- _What to work on_:
Count up the lines in the following listing that hold the word "true", then give only that count.

(Stored entries)
━━━━━━━━━━━━━━━━━━━━━━━━━━━━━━

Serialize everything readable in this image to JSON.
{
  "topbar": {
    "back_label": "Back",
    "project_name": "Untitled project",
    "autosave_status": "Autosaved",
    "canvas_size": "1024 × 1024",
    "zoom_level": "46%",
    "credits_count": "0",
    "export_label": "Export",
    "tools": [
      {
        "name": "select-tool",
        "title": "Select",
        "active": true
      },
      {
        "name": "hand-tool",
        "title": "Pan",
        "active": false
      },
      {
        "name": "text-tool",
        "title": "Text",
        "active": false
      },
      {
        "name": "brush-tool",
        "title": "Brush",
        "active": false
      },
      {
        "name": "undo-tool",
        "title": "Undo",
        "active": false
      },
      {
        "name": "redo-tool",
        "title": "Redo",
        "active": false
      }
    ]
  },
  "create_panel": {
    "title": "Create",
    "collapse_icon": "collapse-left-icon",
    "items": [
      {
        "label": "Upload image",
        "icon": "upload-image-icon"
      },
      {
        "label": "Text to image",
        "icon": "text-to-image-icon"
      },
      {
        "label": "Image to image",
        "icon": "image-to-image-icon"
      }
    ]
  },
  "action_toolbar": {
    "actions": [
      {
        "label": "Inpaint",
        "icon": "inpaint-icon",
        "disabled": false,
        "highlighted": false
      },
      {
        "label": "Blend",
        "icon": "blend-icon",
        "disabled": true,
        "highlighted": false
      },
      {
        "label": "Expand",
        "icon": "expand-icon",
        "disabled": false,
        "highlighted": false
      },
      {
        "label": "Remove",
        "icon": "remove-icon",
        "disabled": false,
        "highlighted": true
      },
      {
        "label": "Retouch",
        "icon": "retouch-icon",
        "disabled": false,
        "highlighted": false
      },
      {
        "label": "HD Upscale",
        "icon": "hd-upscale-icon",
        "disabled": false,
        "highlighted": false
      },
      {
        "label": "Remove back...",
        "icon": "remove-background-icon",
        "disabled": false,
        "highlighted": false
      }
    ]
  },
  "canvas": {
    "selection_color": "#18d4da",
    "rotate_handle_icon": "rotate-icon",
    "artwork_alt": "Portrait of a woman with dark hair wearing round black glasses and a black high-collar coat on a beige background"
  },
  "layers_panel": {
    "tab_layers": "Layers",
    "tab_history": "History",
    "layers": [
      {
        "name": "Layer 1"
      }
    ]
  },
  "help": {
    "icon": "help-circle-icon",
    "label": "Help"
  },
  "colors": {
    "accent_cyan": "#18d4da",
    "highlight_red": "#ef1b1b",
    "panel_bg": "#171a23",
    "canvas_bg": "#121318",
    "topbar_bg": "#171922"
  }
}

━━━━━━━━━━━━━━━━━━━━━━━━━━━━━━

- _Task response_:
3